▶ **Task brief**: The records below are to be repeated in full, exactly as they are.

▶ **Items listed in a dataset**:
==========

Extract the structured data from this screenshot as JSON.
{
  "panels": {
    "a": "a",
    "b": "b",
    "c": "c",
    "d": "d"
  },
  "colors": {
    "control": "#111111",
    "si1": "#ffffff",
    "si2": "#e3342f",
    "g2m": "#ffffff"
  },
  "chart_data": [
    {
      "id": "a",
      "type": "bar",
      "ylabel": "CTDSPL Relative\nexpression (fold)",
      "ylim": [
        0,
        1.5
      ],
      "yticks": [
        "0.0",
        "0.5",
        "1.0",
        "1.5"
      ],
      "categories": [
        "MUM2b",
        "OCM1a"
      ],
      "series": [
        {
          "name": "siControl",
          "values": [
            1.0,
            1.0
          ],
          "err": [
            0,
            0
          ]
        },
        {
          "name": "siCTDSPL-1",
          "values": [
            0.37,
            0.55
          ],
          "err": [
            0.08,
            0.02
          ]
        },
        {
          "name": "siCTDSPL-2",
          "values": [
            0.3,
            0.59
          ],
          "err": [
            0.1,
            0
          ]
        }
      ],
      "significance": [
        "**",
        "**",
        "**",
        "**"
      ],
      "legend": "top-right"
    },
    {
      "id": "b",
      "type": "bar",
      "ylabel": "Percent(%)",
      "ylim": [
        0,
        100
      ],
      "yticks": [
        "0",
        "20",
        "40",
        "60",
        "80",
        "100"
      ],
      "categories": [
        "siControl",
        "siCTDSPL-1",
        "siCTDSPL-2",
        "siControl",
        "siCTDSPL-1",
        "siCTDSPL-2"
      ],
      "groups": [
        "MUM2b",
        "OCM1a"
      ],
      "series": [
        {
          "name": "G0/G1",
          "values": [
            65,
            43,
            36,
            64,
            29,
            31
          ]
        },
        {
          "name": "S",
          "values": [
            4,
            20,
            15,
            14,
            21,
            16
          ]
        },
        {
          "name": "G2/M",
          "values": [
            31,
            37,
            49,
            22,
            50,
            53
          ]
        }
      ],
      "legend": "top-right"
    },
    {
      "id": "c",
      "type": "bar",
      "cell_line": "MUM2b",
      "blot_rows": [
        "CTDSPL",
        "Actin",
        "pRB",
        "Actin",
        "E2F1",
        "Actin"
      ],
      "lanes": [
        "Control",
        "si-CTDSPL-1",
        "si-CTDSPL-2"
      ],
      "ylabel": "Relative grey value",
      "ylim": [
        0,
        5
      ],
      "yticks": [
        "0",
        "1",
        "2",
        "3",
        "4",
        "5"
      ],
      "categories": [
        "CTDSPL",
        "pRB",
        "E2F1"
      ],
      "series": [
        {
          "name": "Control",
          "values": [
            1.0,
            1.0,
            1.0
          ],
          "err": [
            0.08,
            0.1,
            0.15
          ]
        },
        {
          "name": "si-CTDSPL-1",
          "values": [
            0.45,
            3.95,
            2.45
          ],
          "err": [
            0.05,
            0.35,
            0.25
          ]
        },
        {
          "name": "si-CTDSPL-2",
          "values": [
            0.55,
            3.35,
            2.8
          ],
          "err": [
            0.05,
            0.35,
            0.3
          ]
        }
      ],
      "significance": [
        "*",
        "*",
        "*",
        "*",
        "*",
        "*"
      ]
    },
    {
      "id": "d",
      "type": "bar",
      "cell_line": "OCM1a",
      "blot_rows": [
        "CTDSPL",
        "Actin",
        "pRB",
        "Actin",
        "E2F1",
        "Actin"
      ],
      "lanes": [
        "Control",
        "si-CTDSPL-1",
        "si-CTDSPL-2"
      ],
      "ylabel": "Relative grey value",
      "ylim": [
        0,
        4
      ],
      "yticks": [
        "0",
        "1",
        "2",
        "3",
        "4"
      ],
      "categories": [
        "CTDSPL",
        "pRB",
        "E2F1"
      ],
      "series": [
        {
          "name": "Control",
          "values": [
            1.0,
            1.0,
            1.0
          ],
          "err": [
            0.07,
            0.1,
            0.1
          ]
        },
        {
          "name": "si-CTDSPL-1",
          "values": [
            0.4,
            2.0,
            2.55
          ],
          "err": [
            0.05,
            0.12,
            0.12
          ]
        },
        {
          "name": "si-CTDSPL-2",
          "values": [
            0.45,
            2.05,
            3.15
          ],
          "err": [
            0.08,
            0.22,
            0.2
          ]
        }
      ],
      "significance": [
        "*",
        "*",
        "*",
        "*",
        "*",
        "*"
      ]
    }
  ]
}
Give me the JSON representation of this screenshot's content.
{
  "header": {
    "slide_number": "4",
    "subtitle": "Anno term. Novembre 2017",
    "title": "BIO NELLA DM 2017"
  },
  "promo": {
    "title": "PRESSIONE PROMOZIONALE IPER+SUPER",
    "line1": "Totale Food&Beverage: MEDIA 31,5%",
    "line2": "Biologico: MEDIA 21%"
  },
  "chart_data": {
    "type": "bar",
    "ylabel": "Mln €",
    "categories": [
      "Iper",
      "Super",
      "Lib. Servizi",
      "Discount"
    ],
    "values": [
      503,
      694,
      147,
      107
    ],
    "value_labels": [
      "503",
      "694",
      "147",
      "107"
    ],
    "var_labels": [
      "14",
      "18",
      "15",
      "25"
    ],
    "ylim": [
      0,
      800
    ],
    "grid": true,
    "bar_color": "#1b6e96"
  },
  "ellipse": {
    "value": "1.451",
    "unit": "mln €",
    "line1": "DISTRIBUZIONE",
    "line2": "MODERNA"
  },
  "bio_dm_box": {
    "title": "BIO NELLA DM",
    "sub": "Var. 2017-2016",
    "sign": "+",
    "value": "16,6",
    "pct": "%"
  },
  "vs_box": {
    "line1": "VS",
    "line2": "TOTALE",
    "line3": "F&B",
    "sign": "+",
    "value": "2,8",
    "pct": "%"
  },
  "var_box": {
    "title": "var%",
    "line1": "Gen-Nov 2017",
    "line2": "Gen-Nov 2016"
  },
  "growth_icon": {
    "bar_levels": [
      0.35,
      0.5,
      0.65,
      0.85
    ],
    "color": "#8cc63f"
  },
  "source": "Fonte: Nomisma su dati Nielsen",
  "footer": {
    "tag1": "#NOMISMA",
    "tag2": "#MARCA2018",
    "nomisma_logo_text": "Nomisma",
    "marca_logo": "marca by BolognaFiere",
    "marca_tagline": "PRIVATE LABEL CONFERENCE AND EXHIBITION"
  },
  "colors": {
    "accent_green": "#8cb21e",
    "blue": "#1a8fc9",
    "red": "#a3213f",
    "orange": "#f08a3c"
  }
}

==========

▶ **Complete response**:
Extract the structured data from this screenshot as JSON.
{
  "panels": {
    "a": "a",
    "b": "b",
    "c": "c",
    "d": "d"
  },
  "colors": {
    "control": "#111111",
    "si1": "#ffffff",
    "si2": "#e3342f",
    "g2m": "#ffffff"
  },
  "chart_data": [
    {
      "id": "a",
      "type": "bar",
      "ylabel": "CTDSPL Relative\nexpression (fold)",
      "ylim": [
        0,
        1.5
      ],
      "yticks": [
        "0.0",
        "0.5",
        "1.0",
        "1.5"
      ],
      "categories": [
        "MUM2b",
        "OCM1a"
      ],
      "series": [
        {
          "name": "siControl",
          "values": [
            1.0,
            1.0
          ],
          "err": [
            0,
            0
          ]
        },
        {
          "name": "siCTDSPL-1",
          "values": [
            0.37,
            0.55
          ],
          "err": [
            0.08,
            0.02
          ]
        },
        {
          "name": "siCTDSPL-2",
          "values": [
            0.3,
            0.59
          ],
          "err": [
            0.1,
            0
          ]
        }
      ],
      "significance": [
        "**",
        "**",
        "**",
        "**"
      ],
      "legend": "top-right"
    },
    {
      "id": "b",
      "type": "bar",
      "ylabel": "Percent(%)",
      "ylim": [
        0,
        100
      ],
      "yticks": [
        "0",
        "20",
        "40",
        "60",
        "80",
        "100"
      ],
      "categories": [
        "siControl",
        "siCTDSPL-1",
        "siCTDSPL-2",
        "siControl",
        "siCTDSPL-1",
        "siCTDSPL-2"
      ],
      "groups": [
        "MUM2b",
        "OCM1a"
      ],
      "series": [
        {
          "name": "G0/G1",
          "values": [
            65,
            43,
            36,
            64,
            29,
            31
          ]
        },
        {
          "name": "S",
          "values": [
            4,
            20,
            15,
            14,
            21,
            16
          ]
        },
        {
          "name": "G2/M",
          "values": [
            31,
            37,
            49,
            22,
            50,
            53
          ]
        }
      ],
      "legend": "top-right"
    },
    {
      "id": "c",
      "type": "bar",
      "cell_line": "MUM2b",
      "blot_rows": [
        "CTDSPL",
        "Actin",
        "pRB",
        "Actin",
        "E2F1",
        "Actin"
      ],
      "lanes": [
        "Control",
        "si-CTDSPL-1",
        "si-CTDSPL-2"
      ],
      "ylabel": "Relative grey value",
      "ylim": [
        0,
        5
      ],
      "yticks": [
        "0",
        "1",
        "2",
        "3",
        "4",
        "5"
      ],
      "categories": [
        "CTDSPL",
        "pRB",
        "E2F1"
      ],
      "series": [
        {
          "name": "Control",
          "values": [
            1.0,
            1.0,
            1.0
          ],
          "err": [
            0.08,
            0.1,
            0.15
          ]
        },
        {
          "name": "si-CTDSPL-1",
          "values": [
            0.45,
            3.95,
            2.45
          ],
          "err": [
            0.05,
            0.35,
            0.25
          ]
        },
        {
          "name": "si-CTDSPL-2",
          "values": [
            0.55,
            3.35,
            2.8
          ],
          "err": [
            0.05,
            0.35,
            0.3
          ]
        }
      ],
      "significance": [
        "*",
        "*",
        "*",
        "*",
        "*",
        "*"
      ]
    },
    {
      "id": "d",
      "type": "bar",
      "cell_line": "OCM1a",
      "blot_rows": [
        "CTDSPL",
        "Actin",
        "pRB",
        "Actin",
        "E2F1",
        "Actin"
      ],
      "lanes": [
        "Control",
        "si-CTDSPL-1",
        "si-CTDSPL-2"
      ],
      "ylabel": "Relative grey value",
      "ylim": [
        0,
        4
      ],
      "yticks": [
        "0",
        "1",
        "2",
        "3",
        "4"
      ],
      "categories": [
        "CTDSPL",
        "pRB",
        "E2F1"
      ],
      "series": [
        {
          "name": "Control",
          "values": [
            1.0,
            1.0,
            1.0
          ],
          "err": [
            0.07,
            0.1,
            0.1
          ]
        },
        {
          "name": "si-CTDSPL-1",
          "values": [
            0.4,
            2.0,
            2.55
          ],
          "err": [
            0.05,
            0.12,
            0.12
          ]
        },
        {
          "name": "si-CTDSPL-2",
          "values": [
            0.45,
            2.05,
            3.15
          ],
          "err": [
            0.08,
            0.22,
            0.2
          ]
        }
      ],
      "significance": [
        "*",
        "*",
        "*",
        "*",
        "*",
        "*"
      ]
    }
  ]
}
Give me the JSON representation of this screenshot's content.
{
  "header": {
    "slide_number": "4",
    "subtitle": "Anno term. Novembre 2017",
    "title": "BIO NELLA DM 2017"
  },
  "promo": {
    "title": "PRESSIONE PROMOZIONALE IPER+SUPER",
    "line1": "Totale Food&Beverage: MEDIA 31,5%",
    "line2": "Biologico: MEDIA 21%"
  },
  "chart_data": {
    "type": "bar",
    "ylabel": "Mln €",
    "categories": [
      "Iper",
      "Super",
      "Lib. Servizi",
      "Discount"
    ],
    "values": [
      503,
      694,
      147,
      107
    ],
    "value_labels": [
      "503",
      "694",
      "147",
      "107"
    ],
    "var_labels": [
      "14",
      "18",
      "15",
      "25"
    ],
    "ylim": [
      0,
      800
    ],
    "grid": true,
    "bar_color": "#1b6e96"
  },
  "ellipse": {
    "value": "1.451",
    "unit": "mln €",
    "line1": "DISTRIBUZIONE",
    "line2": "MODERNA"
  },
  "bio_dm_box": {
    "title": "BIO NELLA DM",
    "sub": "Var. 2017-2016",
    "sign": "+",
    "value": "16,6",
    "pct": "%"
  },
  "vs_box": {
    "line1": "VS",
    "line2": "TOTALE",
    "line3": "F&B",
    "sign": "+",
    "value": "2,8",
    "pct": "%"
  },
  "var_box": {
    "title": "var%",
    "line1": "Gen-Nov 2017",
    "line2": "Gen-Nov 2016"
  },
  "growth_icon": {
    "bar_levels": [
      0.35,
      0.5,
      0.65,
      0.85
    ],
    "color": "#8cc63f"
  },
  "source": "Fonte: Nomisma su dati Nielsen",
  "footer": {
    "tag1": "#NOMISMA",
    "tag2": "#MARCA2018",
    "nomisma_logo_text": "Nomisma",
    "marca_logo": "marca by BolognaFiere",
    "marca_tagline": "PRIVATE LABEL CONFERENCE AND EXHIBITION"
  },
  "colors": {
    "accent_green": "#8cb21e",
    "blue": "#1a8fc9",
    "red": "#a3213f",
    "orange": "#f08a3c"
  }
}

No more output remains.